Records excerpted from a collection
•••••
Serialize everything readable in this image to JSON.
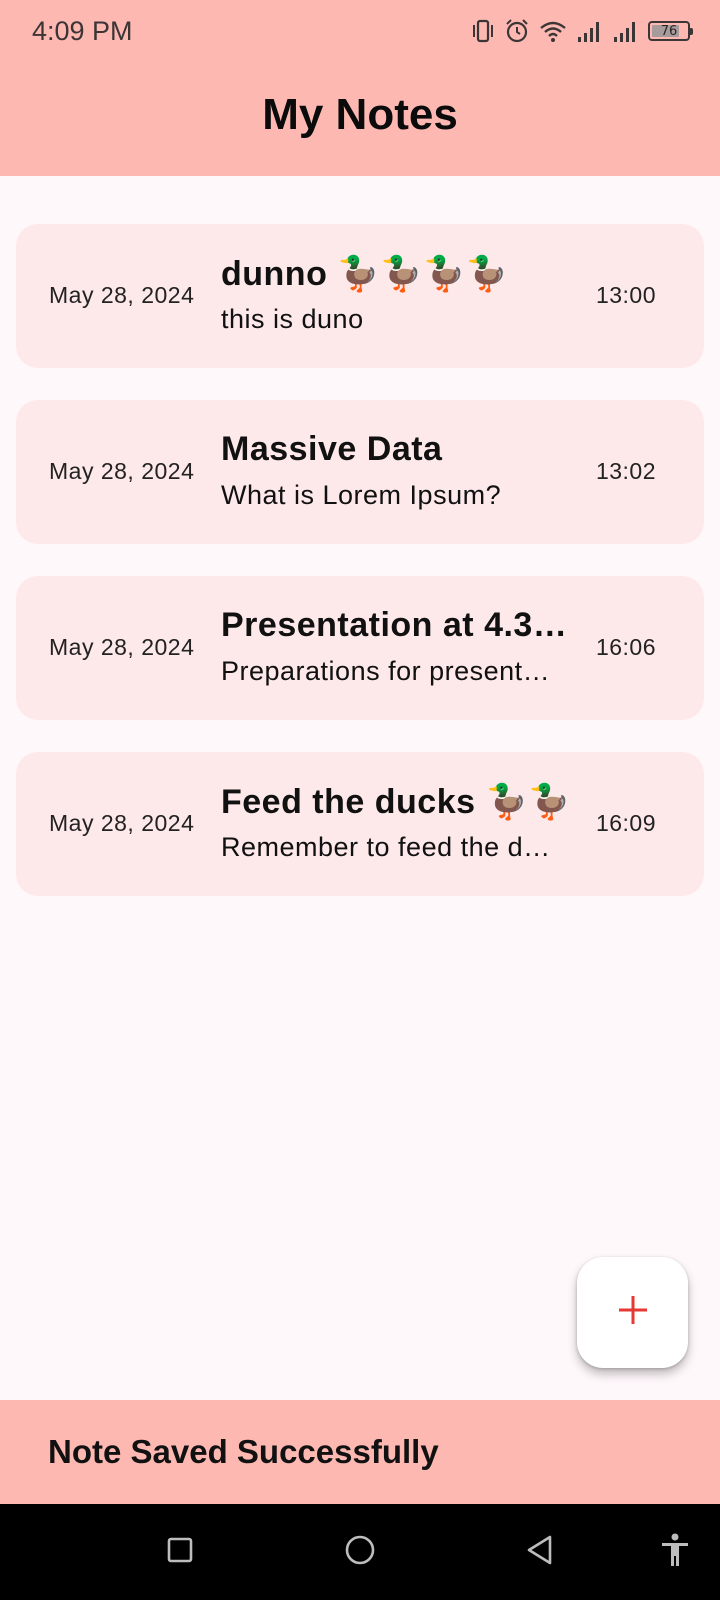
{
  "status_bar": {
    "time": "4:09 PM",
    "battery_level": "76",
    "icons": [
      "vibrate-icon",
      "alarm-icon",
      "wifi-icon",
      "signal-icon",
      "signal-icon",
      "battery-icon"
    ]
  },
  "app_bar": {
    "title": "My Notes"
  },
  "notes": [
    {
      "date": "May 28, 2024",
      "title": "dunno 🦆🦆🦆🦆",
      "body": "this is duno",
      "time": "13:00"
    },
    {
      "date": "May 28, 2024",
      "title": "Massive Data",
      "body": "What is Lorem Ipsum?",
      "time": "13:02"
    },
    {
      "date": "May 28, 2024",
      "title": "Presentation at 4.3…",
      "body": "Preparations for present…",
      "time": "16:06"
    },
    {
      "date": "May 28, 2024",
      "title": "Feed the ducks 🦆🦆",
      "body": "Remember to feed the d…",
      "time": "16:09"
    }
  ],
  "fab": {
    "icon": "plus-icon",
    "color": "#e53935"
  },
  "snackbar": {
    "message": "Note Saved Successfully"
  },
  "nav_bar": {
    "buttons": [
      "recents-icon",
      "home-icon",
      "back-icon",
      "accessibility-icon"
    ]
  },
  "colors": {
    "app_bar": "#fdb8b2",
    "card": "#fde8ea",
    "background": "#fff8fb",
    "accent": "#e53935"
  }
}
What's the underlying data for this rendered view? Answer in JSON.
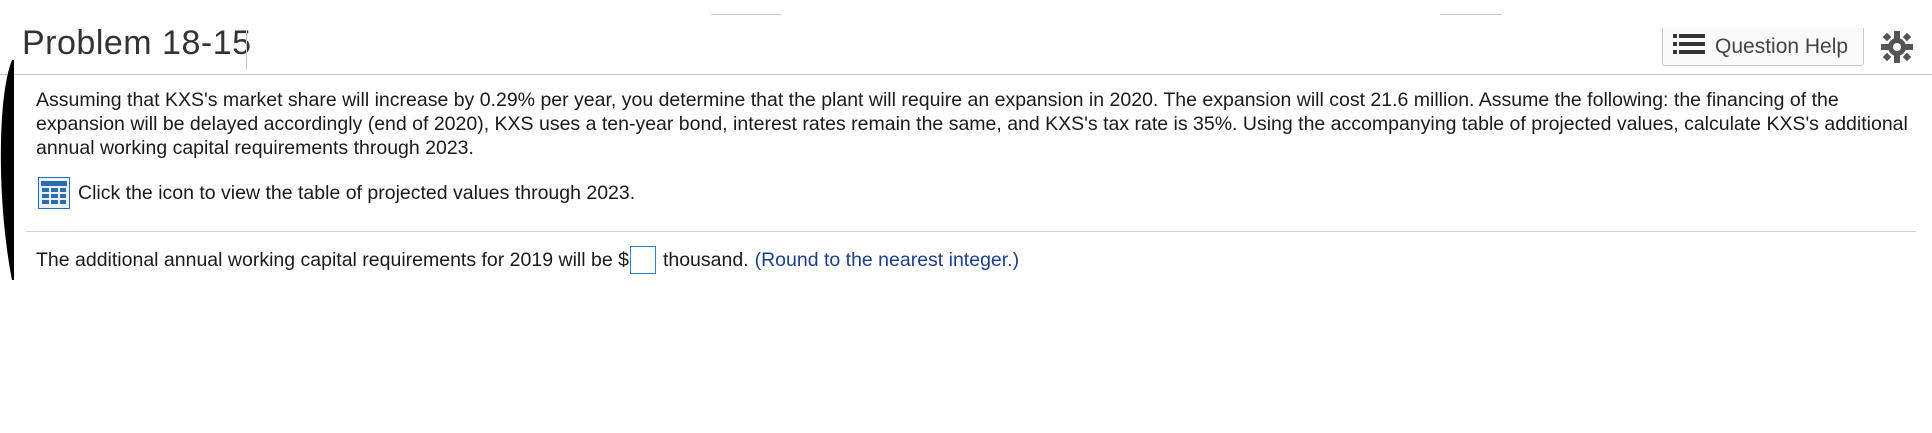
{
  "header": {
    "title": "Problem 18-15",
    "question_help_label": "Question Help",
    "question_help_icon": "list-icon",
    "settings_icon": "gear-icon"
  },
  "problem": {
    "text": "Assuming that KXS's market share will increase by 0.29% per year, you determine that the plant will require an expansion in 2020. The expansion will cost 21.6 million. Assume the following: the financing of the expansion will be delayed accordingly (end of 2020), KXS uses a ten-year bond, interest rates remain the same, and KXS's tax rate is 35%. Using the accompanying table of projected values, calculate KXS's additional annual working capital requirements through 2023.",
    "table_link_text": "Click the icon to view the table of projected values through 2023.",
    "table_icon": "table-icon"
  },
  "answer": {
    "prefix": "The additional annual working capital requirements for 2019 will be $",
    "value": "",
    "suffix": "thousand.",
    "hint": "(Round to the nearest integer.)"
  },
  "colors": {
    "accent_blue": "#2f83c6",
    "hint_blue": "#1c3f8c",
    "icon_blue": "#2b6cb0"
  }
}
•••••
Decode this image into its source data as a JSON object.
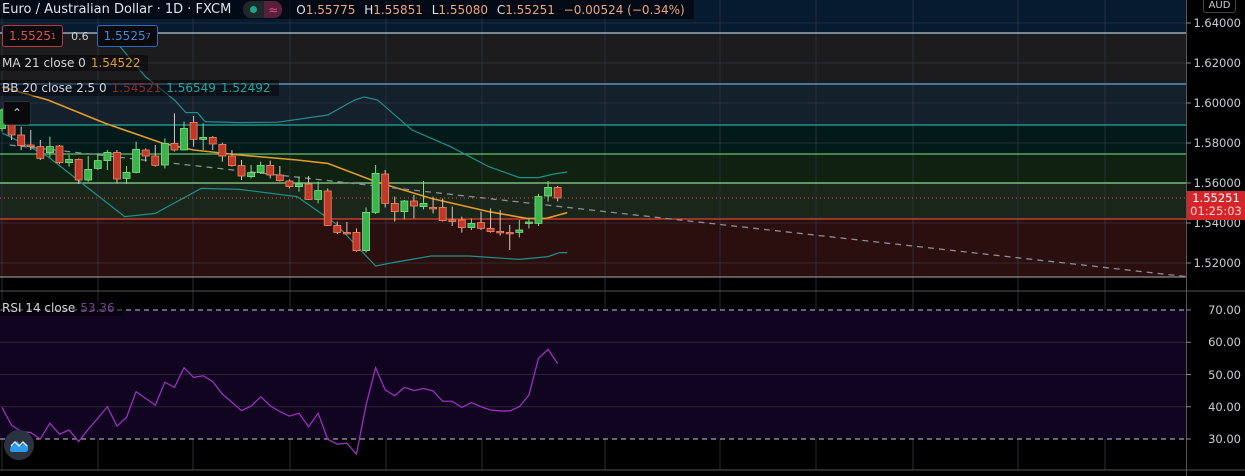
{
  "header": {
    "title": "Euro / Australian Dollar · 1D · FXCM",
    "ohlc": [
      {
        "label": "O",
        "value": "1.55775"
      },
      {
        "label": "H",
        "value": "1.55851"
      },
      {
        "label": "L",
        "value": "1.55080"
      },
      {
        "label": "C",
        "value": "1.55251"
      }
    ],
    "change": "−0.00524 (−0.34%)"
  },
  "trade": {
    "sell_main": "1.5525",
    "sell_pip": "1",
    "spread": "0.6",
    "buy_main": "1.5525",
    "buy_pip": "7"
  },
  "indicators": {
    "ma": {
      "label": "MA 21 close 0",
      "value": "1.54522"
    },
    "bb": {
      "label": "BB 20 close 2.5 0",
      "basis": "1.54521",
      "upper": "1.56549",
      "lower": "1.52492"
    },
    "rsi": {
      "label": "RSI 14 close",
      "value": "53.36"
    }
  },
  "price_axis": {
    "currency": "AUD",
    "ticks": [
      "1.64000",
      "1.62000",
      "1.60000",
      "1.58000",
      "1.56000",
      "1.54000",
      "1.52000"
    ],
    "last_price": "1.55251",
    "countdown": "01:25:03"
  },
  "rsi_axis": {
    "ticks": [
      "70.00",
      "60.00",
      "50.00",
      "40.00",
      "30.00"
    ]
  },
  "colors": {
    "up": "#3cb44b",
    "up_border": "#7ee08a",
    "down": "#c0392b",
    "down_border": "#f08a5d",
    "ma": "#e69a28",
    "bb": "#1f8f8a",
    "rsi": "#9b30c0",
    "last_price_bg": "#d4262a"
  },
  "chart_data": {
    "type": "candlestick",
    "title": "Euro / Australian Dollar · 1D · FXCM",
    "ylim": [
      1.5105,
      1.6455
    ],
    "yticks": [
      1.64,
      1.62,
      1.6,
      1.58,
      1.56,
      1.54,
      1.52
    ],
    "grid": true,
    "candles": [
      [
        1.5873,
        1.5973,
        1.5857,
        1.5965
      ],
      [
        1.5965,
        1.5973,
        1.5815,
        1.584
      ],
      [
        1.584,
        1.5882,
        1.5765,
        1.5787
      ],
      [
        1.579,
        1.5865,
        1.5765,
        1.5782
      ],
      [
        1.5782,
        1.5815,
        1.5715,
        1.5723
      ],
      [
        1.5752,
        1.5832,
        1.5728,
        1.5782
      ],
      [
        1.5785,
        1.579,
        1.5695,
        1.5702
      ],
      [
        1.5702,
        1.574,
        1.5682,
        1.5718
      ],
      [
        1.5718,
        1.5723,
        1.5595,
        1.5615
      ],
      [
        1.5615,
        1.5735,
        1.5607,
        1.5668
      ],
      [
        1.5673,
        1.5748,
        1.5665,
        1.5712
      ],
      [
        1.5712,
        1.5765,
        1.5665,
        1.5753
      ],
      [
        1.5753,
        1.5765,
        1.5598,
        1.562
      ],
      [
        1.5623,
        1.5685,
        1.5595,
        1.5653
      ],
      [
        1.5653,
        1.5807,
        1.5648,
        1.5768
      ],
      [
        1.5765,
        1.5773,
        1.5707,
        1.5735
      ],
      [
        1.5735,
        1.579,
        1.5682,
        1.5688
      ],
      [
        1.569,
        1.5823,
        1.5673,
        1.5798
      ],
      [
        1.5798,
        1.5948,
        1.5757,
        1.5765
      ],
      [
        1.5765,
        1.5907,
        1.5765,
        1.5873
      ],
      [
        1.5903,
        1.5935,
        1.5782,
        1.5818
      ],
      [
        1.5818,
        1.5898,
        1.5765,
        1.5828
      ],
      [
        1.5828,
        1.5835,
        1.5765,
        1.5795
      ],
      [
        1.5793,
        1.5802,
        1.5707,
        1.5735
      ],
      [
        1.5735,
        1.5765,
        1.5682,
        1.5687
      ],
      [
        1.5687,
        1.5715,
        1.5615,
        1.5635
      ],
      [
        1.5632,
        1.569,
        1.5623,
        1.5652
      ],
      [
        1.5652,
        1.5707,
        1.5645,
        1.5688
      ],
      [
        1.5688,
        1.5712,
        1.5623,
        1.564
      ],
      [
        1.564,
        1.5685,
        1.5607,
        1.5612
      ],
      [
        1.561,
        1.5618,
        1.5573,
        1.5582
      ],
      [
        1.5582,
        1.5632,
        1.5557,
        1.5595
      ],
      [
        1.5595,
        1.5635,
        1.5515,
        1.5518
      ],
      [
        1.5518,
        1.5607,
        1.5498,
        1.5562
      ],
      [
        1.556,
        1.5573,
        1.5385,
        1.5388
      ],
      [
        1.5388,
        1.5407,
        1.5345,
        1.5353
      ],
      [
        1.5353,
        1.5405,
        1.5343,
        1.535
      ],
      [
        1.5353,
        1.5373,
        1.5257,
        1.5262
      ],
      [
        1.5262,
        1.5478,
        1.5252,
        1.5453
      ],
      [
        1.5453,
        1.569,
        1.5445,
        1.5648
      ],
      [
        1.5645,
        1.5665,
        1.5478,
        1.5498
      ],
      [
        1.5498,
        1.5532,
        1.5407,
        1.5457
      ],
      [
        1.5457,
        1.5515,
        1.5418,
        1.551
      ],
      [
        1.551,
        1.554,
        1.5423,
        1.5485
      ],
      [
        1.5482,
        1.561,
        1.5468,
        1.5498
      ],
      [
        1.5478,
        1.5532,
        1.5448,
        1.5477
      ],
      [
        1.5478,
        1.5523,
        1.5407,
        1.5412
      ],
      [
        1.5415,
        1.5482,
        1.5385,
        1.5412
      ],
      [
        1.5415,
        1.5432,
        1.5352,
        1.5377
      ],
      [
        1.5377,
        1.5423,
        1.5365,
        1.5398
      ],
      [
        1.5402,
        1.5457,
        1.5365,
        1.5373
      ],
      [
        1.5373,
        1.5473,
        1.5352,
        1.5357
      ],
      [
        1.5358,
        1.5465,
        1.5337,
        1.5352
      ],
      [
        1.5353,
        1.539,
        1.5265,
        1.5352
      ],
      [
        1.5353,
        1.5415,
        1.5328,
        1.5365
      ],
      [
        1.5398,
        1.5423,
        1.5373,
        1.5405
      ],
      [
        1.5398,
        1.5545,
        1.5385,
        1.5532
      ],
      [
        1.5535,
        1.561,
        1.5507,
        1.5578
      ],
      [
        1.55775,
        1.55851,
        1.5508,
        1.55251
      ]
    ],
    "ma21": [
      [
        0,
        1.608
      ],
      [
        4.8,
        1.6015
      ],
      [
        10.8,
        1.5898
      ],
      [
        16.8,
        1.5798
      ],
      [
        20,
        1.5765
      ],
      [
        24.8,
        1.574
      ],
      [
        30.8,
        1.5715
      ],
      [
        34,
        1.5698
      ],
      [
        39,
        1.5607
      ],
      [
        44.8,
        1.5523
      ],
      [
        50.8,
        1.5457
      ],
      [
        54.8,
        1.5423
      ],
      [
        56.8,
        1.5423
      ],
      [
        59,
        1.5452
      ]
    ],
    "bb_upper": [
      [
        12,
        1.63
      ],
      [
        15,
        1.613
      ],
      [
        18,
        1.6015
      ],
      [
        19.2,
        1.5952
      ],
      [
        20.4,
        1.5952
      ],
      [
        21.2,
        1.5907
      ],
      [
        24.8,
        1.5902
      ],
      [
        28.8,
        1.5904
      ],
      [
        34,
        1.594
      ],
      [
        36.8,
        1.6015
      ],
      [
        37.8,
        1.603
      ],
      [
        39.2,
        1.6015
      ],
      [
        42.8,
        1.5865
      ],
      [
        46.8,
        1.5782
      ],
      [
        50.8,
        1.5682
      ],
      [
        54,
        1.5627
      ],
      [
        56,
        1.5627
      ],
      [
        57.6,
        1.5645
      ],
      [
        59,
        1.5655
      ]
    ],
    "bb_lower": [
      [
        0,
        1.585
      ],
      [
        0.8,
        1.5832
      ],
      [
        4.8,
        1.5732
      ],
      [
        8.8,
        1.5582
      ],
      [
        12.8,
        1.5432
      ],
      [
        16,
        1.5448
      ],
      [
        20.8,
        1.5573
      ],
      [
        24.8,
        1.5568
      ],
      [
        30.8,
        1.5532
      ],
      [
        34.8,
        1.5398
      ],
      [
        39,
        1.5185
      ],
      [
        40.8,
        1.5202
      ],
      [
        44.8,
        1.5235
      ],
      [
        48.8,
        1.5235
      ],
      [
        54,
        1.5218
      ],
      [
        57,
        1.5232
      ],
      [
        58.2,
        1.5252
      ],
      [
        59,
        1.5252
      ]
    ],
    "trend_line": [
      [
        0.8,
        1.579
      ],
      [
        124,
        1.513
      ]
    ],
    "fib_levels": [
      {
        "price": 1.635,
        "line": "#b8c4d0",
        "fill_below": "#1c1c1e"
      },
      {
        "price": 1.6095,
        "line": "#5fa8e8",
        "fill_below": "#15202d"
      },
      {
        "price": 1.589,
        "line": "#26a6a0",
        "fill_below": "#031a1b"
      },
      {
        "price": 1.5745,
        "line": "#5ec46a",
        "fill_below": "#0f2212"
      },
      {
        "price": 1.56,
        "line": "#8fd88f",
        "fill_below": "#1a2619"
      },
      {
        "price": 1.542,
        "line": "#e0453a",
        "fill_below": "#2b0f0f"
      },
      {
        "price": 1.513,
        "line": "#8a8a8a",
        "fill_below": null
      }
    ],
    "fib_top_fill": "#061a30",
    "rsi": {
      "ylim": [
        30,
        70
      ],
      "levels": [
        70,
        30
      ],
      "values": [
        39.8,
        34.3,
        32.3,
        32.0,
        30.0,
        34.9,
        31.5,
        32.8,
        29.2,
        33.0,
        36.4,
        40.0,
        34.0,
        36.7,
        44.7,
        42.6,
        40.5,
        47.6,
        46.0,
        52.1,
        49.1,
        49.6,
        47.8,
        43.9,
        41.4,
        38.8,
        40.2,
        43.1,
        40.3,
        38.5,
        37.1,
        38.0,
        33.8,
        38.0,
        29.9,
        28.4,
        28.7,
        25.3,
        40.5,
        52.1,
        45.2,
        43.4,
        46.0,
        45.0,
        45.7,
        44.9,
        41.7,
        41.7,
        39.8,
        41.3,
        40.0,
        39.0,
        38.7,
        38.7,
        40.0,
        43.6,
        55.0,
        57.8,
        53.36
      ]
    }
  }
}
•••••
● Brief:
Report how many lines in these entries contain "What". Answer with the number only.

● Right answer:
2